### What to do:
Retype the whole listing, please, keeping every line exact and dropping the pictures.

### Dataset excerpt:
○ ○ ○ ○ ○
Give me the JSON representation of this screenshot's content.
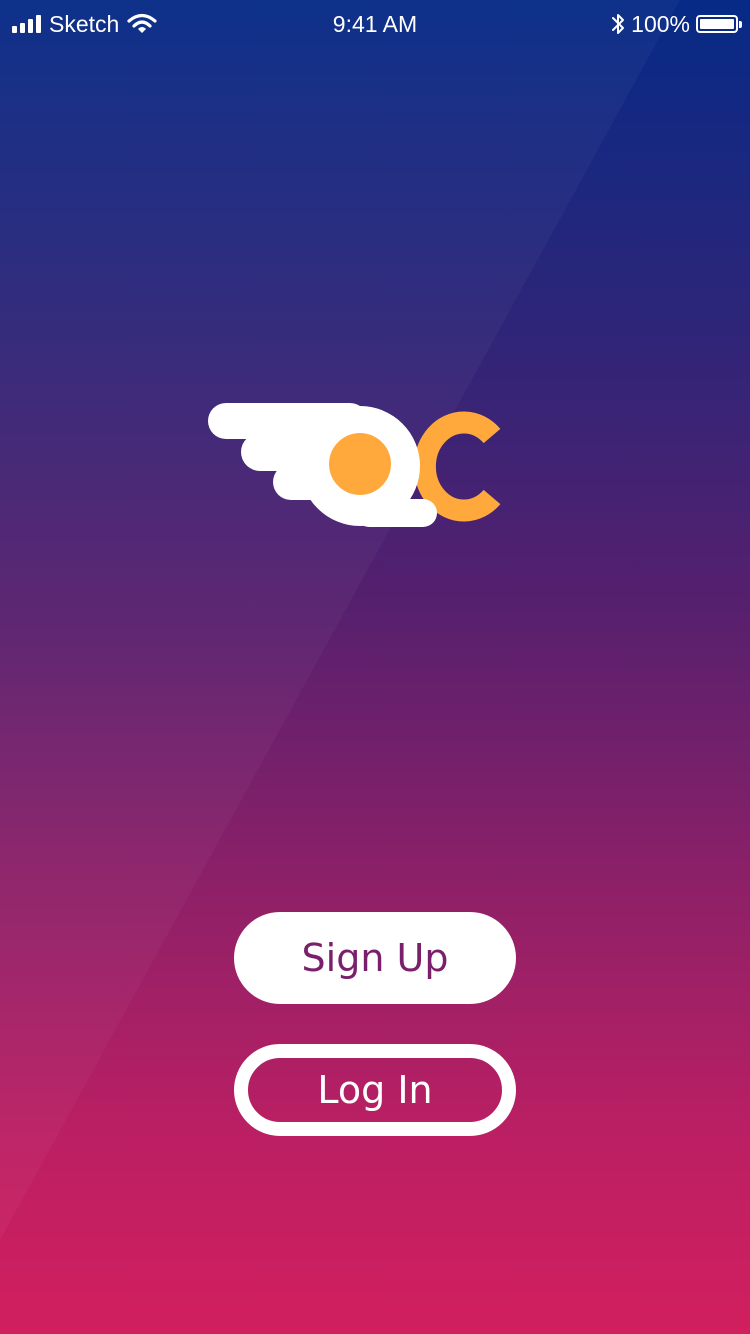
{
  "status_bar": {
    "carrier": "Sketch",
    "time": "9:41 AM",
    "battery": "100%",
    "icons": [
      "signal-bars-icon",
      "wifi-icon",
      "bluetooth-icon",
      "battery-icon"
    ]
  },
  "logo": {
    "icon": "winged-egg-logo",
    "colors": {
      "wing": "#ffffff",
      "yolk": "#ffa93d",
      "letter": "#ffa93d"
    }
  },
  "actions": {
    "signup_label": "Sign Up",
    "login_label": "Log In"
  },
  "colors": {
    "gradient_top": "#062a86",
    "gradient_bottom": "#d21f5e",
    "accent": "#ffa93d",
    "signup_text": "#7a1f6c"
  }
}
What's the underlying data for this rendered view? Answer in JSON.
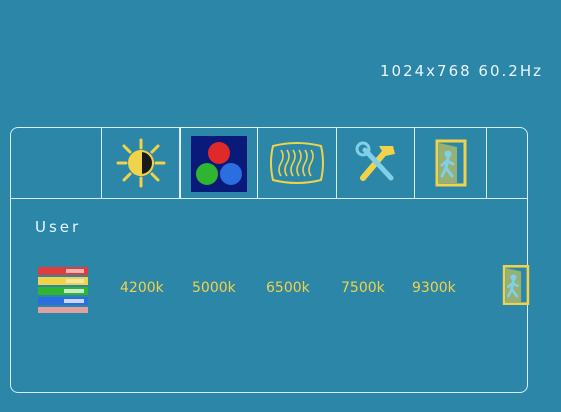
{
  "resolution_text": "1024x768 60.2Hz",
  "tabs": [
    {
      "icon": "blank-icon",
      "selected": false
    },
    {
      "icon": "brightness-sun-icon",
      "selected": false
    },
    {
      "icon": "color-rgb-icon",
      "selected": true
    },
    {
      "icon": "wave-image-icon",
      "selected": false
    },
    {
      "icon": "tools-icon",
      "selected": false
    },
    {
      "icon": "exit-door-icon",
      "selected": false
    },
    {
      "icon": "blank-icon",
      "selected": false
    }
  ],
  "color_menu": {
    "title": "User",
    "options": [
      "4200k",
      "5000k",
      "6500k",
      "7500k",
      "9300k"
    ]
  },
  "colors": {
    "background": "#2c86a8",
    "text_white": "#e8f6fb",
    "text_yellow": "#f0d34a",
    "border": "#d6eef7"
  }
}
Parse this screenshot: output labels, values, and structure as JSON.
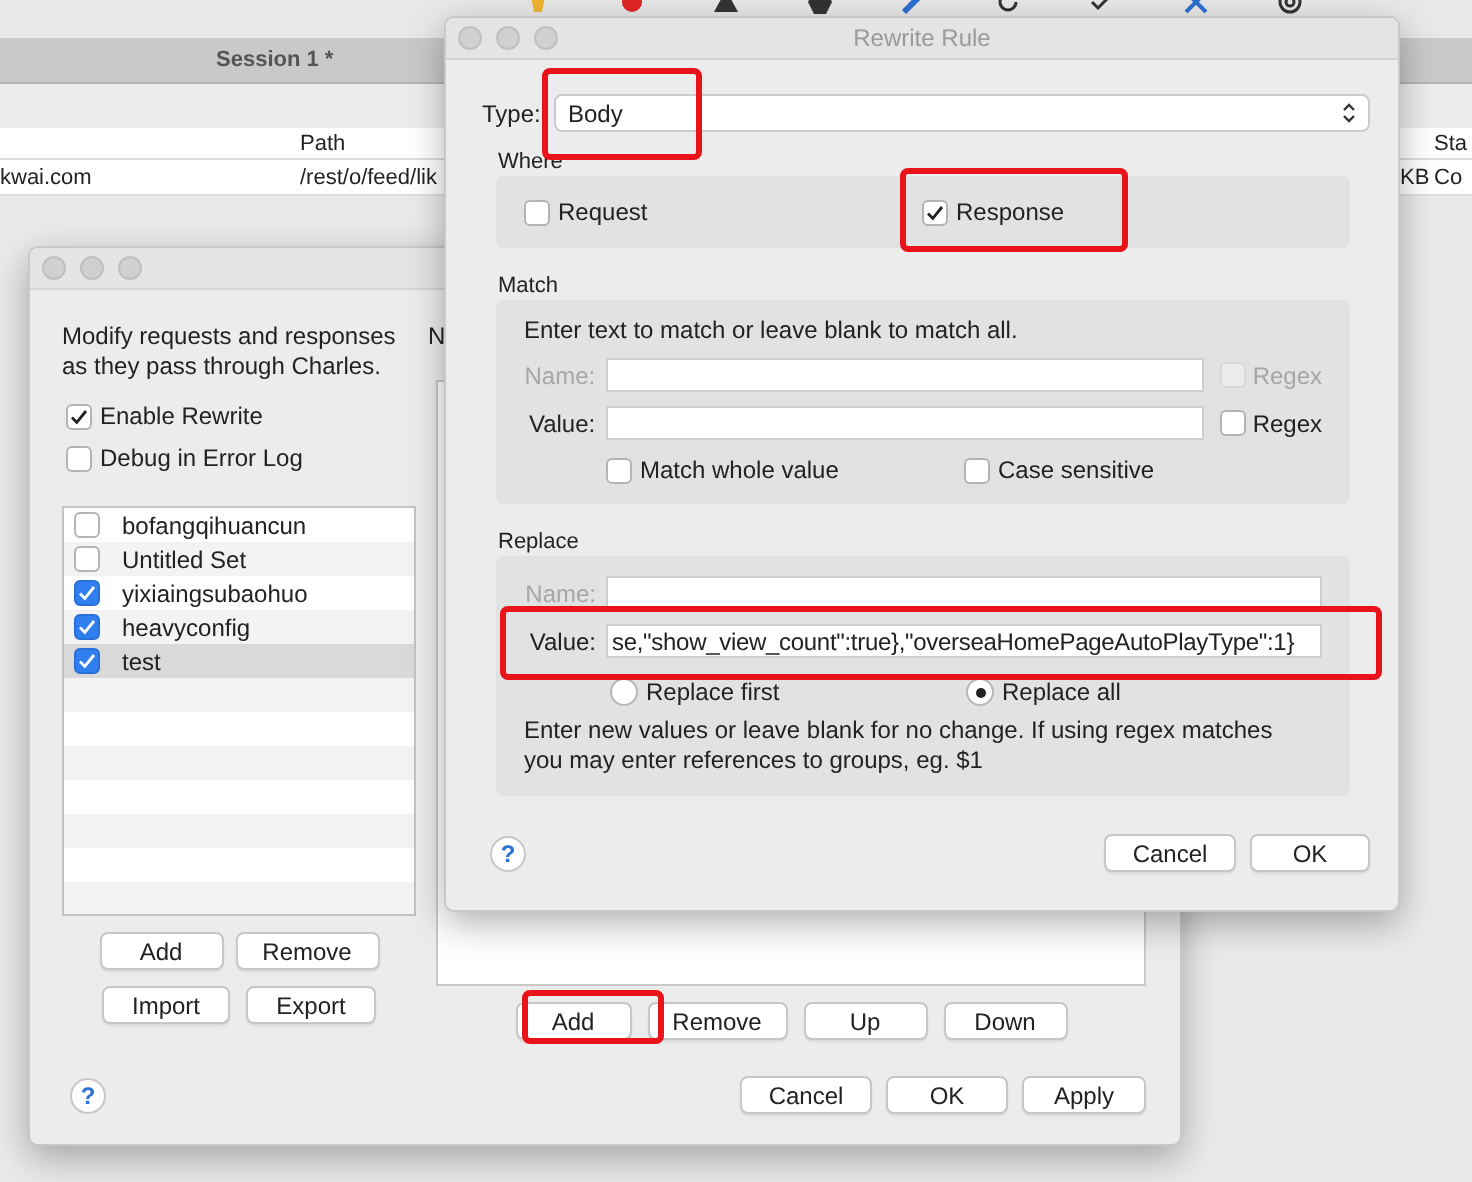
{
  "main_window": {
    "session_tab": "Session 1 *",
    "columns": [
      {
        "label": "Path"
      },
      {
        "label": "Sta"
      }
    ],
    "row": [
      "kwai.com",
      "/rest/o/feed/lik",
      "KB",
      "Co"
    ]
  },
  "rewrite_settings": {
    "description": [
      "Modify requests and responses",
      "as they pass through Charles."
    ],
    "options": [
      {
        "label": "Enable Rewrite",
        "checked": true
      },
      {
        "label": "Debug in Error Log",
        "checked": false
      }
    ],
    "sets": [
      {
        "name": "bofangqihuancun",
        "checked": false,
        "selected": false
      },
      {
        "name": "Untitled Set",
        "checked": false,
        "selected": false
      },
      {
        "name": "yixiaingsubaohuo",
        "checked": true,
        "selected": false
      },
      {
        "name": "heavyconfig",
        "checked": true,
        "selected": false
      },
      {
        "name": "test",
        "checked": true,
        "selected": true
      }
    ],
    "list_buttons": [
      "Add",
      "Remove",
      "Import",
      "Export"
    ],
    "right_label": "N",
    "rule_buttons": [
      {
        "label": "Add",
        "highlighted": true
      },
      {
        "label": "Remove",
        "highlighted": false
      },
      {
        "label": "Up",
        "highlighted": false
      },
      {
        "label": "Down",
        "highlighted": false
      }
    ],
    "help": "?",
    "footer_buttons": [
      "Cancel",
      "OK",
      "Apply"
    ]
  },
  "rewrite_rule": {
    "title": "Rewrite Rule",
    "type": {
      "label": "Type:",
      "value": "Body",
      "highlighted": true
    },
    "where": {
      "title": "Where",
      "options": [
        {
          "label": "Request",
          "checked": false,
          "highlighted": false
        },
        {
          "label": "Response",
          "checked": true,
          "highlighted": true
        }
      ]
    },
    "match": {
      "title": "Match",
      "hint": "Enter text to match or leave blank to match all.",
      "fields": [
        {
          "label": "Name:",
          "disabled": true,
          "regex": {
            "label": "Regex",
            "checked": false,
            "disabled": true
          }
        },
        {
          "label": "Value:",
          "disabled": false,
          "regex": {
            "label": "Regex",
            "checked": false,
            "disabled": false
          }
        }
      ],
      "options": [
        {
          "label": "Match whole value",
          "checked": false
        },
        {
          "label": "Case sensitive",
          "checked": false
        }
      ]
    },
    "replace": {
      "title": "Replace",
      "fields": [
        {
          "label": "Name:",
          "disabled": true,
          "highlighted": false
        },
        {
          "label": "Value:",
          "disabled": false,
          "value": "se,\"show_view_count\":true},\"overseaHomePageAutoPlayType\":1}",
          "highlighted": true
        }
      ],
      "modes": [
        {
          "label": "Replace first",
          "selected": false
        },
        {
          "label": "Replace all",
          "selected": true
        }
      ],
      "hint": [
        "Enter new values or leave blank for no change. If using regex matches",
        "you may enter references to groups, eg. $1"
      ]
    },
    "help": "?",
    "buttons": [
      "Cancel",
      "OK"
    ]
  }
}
○ ○ ○ ○ ○
### Correct result:
Give me the JSON representation of this screenshot's content.
{
  "status_bar": {
    "carrier": "Sketch",
    "time": "9:41 AM",
    "battery": "100%",
    "icons": [
      "signal-bars-icon",
      "wifi-icon",
      "bluetooth-icon",
      "battery-icon"
    ]
  },
  "logo": {
    "icon": "winged-egg-logo",
    "colors": {
      "wing": "#ffffff",
      "yolk": "#ffa93d",
      "letter": "#ffa93d"
    }
  },
  "actions": {
    "signup_label": "Sign Up",
    "login_label": "Log In"
  },
  "colors": {
    "gradient_top": "#062a86",
    "gradient_bottom": "#d21f5e",
    "accent": "#ffa93d",
    "signup_text": "#7a1f6c"
  }
}
What's the underlying data for this rendered view? Answer in JSON.
{
  "resolution_text": "1024x768 60.2Hz",
  "tabs": [
    {
      "icon": "blank-icon",
      "selected": false
    },
    {
      "icon": "brightness-sun-icon",
      "selected": false
    },
    {
      "icon": "color-rgb-icon",
      "selected": true
    },
    {
      "icon": "wave-image-icon",
      "selected": false
    },
    {
      "icon": "tools-icon",
      "selected": false
    },
    {
      "icon": "exit-door-icon",
      "selected": false
    },
    {
      "icon": "blank-icon",
      "selected": false
    }
  ],
  "color_menu": {
    "title": "User",
    "options": [
      "4200k",
      "5000k",
      "6500k",
      "7500k",
      "9300k"
    ]
  },
  "colors": {
    "background": "#2c86a8",
    "text_white": "#e8f6fb",
    "text_yellow": "#f0d34a",
    "border": "#d6eef7"
  }
}
Parse this screenshot: output labels, values, and structure as JSON.
{
  "main_window": {
    "session_tab": "Session 1 *",
    "columns": [
      {
        "label": "Path"
      },
      {
        "label": "Sta"
      }
    ],
    "row": [
      "kwai.com",
      "/rest/o/feed/lik",
      "KB",
      "Co"
    ]
  },
  "rewrite_settings": {
    "description": [
      "Modify requests and responses",
      "as they pass through Charles."
    ],
    "options": [
      {
        "label": "Enable Rewrite",
        "checked": true
      },
      {
        "label": "Debug in Error Log",
        "checked": false
      }
    ],
    "sets": [
      {
        "name": "bofangqihuancun",
        "checked": false,
        "selected": false
      },
      {
        "name": "Untitled Set",
        "checked": false,
        "selected": false
      },
      {
        "name": "yixiaingsubaohuo",
        "checked": true,
        "selected": false
      },
      {
        "name": "heavyconfig",
        "checked": true,
        "selected": false
      },
      {
        "name": "test",
        "checked": true,
        "selected": true
      }
    ],
    "list_buttons": [
      "Add",
      "Remove",
      "Import",
      "Export"
    ],
    "right_label": "N",
    "rule_buttons": [
      {
        "label": "Add",
        "highlighted": true
      },
      {
        "label": "Remove",
        "highlighted": false
      },
      {
        "label": "Up",
        "highlighted": false
      },
      {
        "label": "Down",
        "highlighted": false
      }
    ],
    "help": "?",
    "footer_buttons": [
      "Cancel",
      "OK",
      "Apply"
    ]
  },
  "rewrite_rule": {
    "title": "Rewrite Rule",
    "type": {
      "label": "Type:",
      "value": "Body",
      "highlighted": true
    },
    "where": {
      "title": "Where",
      "options": [
        {
          "label": "Request",
          "checked": false,
          "highlighted": false
        },
        {
          "label": "Response",
          "checked": true,
          "highlighted": true
        }
      ]
    },
    "match": {
      "title": "Match",
      "hint": "Enter text to match or leave blank to match all.",
      "fields": [
        {
          "label": "Name:",
          "disabled": true,
          "regex": {
            "label": "Regex",
            "checked": false,
            "disabled": true
          }
        },
        {
          "label": "Value:",
          "disabled": false,
          "regex": {
            "label": "Regex",
            "checked": false,
            "disabled": false
          }
        }
      ],
      "options": [
        {
          "label": "Match whole value",
          "checked": false
        },
        {
          "label": "Case sensitive",
          "checked": false
        }
      ]
    },
    "replace": {
      "title": "Replace",
      "fields": [
        {
          "label": "Name:",
          "disabled": true,
          "highlighted": false
        },
        {
          "label": "Value:",
          "disabled": false,
          "value": "se,\"show_view_count\":true},\"overseaHomePageAutoPlayType\":1}",
          "highlighted": true
        }
      ],
      "modes": [
        {
          "label": "Replace first",
          "selected": false
        },
        {
          "label": "Replace all",
          "selected": true
        }
      ],
      "hint": [
        "Enter new values or leave blank for no change. If using regex matches",
        "you may enter references to groups, eg. $1"
      ]
    },
    "help": "?",
    "buttons": [
      "Cancel",
      "OK"
    ]
  }
}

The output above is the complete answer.